* Instructions to follow
Output all records precisely as written.

[Excerpt from a dataset]
= = = =
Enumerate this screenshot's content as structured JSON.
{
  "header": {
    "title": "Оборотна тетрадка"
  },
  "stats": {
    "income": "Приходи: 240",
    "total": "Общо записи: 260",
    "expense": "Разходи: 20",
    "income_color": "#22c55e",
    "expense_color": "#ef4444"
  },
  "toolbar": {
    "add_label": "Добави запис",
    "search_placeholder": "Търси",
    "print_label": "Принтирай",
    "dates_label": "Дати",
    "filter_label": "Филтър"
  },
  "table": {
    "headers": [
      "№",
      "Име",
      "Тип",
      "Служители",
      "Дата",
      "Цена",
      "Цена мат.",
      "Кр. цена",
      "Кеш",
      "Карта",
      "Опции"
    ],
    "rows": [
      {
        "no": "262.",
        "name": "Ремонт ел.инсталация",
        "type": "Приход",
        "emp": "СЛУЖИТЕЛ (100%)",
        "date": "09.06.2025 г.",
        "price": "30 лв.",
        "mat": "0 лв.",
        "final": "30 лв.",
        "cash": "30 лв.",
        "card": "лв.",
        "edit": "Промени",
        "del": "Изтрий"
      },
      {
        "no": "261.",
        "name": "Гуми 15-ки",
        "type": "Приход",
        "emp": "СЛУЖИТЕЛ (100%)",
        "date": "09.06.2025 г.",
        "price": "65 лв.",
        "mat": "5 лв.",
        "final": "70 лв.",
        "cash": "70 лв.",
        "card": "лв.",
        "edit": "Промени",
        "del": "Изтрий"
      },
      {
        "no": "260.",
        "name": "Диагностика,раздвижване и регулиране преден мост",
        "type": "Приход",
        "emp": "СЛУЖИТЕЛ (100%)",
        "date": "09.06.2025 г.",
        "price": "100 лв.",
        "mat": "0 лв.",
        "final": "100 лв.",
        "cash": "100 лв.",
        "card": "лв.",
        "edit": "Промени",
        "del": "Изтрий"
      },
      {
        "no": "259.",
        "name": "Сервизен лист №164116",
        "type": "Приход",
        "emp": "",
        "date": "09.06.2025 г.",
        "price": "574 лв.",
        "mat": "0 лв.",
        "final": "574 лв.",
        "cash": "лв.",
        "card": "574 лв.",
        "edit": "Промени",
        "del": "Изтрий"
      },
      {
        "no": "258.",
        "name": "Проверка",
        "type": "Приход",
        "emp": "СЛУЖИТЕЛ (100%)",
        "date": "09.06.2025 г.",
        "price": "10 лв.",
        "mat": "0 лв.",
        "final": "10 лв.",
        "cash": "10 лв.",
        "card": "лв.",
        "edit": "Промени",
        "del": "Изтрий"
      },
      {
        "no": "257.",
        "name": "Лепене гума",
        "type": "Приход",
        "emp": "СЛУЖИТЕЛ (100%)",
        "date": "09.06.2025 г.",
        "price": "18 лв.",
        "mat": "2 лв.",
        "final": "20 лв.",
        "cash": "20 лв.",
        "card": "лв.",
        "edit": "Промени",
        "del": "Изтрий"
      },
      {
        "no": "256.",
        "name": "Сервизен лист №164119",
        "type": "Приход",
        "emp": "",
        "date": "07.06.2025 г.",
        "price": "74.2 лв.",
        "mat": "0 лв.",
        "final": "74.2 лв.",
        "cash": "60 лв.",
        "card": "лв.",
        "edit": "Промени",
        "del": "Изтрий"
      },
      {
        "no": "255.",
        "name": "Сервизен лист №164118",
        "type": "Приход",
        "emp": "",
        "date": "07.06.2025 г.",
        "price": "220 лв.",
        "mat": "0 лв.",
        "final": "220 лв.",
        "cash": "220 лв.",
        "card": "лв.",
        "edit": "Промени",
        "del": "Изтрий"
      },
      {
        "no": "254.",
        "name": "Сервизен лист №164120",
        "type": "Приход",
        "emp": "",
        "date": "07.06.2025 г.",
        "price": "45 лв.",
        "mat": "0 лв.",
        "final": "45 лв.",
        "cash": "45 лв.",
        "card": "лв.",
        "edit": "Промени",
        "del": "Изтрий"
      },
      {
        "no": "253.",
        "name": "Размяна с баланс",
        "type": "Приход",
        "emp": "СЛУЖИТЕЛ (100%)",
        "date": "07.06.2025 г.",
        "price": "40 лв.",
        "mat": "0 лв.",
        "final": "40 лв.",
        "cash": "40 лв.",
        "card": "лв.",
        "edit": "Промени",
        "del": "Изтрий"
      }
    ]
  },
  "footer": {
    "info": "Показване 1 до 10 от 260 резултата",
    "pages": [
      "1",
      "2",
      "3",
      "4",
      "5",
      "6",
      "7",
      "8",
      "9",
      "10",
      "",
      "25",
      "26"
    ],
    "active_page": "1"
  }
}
= = = =
* Written answer
Enumerate this screenshot's content as structured JSON.
{
  "header": {
    "title": "Оборотна тетрадка"
  },
  "stats": {
    "income": "Приходи: 240",
    "total": "Общо записи: 260",
    "expense": "Разходи: 20",
    "income_color": "#22c55e",
    "expense_color": "#ef4444"
  },
  "toolbar": {
    "add_label": "Добави запис",
    "search_placeholder": "Търси",
    "print_label": "Принтирай",
    "dates_label": "Дати",
    "filter_label": "Филтър"
  },
  "table": {
    "headers": [
      "№",
      "Име",
      "Тип",
      "Служители",
      "Дата",
      "Цена",
      "Цена мат.",
      "Кр. цена",
      "Кеш",
      "Карта",
      "Опции"
    ],
    "rows": [
      {
        "no": "262.",
        "name": "Ремонт ел.инсталация",
        "type": "Приход",
        "emp": "СЛУЖИТЕЛ (100%)",
        "date": "09.06.2025 г.",
        "price": "30 лв.",
        "mat": "0 лв.",
        "final": "30 лв.",
        "cash": "30 лв.",
        "card": "лв.",
        "edit": "Промени",
        "del": "Изтрий"
      },
      {
        "no": "261.",
        "name": "Гуми 15-ки",
        "type": "Приход",
        "emp": "СЛУЖИТЕЛ (100%)",
        "date": "09.06.2025 г.",
        "price": "65 лв.",
        "mat": "5 лв.",
        "final": "70 лв.",
        "cash": "70 лв.",
        "card": "лв.",
        "edit": "Промени",
        "del": "Изтрий"
      },
      {
        "no": "260.",
        "name": "Диагностика,раздвижване и регулиране преден мост",
        "type": "Приход",
        "emp": "СЛУЖИТЕЛ (100%)",
        "date": "09.06.2025 г.",
        "price": "100 лв.",
        "mat": "0 лв.",
        "final": "100 лв.",
        "cash": "100 лв.",
        "card": "лв.",
        "edit": "Промени",
        "del": "Изтрий"
      },
      {
        "no": "259.",
        "name": "Сервизен лист №164116",
        "type": "Приход",
        "emp": "",
        "date": "09.06.2025 г.",
        "price": "574 лв.",
        "mat": "0 лв.",
        "final": "574 лв.",
        "cash": "лв.",
        "card": "574 лв.",
        "edit": "Промени",
        "del": "Изтрий"
      },
      {
        "no": "258.",
        "name": "Проверка",
        "type": "Приход",
        "emp": "СЛУЖИТЕЛ (100%)",
        "date": "09.06.2025 г.",
        "price": "10 лв.",
        "mat": "0 лв.",
        "final": "10 лв.",
        "cash": "10 лв.",
        "card": "лв.",
        "edit": "Промени",
        "del": "Изтрий"
      },
      {
        "no": "257.",
        "name": "Лепене гума",
        "type": "Приход",
        "emp": "СЛУЖИТЕЛ (100%)",
        "date": "09.06.2025 г.",
        "price": "18 лв.",
        "mat": "2 лв.",
        "final": "20 лв.",
        "cash": "20 лв.",
        "card": "лв.",
        "edit": "Промени",
        "del": "Изтрий"
      },
      {
        "no": "256.",
        "name": "Сервизен лист №164119",
        "type": "Приход",
        "emp": "",
        "date": "07.06.2025 г.",
        "price": "74.2 лв.",
        "mat": "0 лв.",
        "final": "74.2 лв.",
        "cash": "60 лв.",
        "card": "лв.",
        "edit": "Промени",
        "del": "Изтрий"
      },
      {
        "no": "255.",
        "name": "Сервизен лист №164118",
        "type": "Приход",
        "emp": "",
        "date": "07.06.2025 г.",
        "price": "220 лв.",
        "mat": "0 лв.",
        "final": "220 лв.",
        "cash": "220 лв.",
        "card": "лв.",
        "edit": "Промени",
        "del": "Изтрий"
      },
      {
        "no": "254.",
        "name": "Сервизен лист №164120",
        "type": "Приход",
        "emp": "",
        "date": "07.06.2025 г.",
        "price": "45 лв.",
        "mat": "0 лв.",
        "final": "45 лв.",
        "cash": "45 лв.",
        "card": "лв.",
        "edit": "Промени",
        "del": "Изтрий"
      },
      {
        "no": "253.",
        "name": "Размяна с баланс",
        "type": "Приход",
        "emp": "СЛУЖИТЕЛ (100%)",
        "date": "07.06.2025 г.",
        "price": "40 лв.",
        "mat": "0 лв.",
        "final": "40 лв.",
        "cash": "40 лв.",
        "card": "лв.",
        "edit": "Промени",
        "del": "Изтрий"
      }
    ]
  },
  "footer": {
    "info": "Показване 1 до 10 от 260 резултата",
    "pages": [
      "1",
      "2",
      "3",
      "4",
      "5",
      "6",
      "7",
      "8",
      "9",
      "10",
      "",
      "25",
      "26"
    ],
    "active_page": "1"
  }
}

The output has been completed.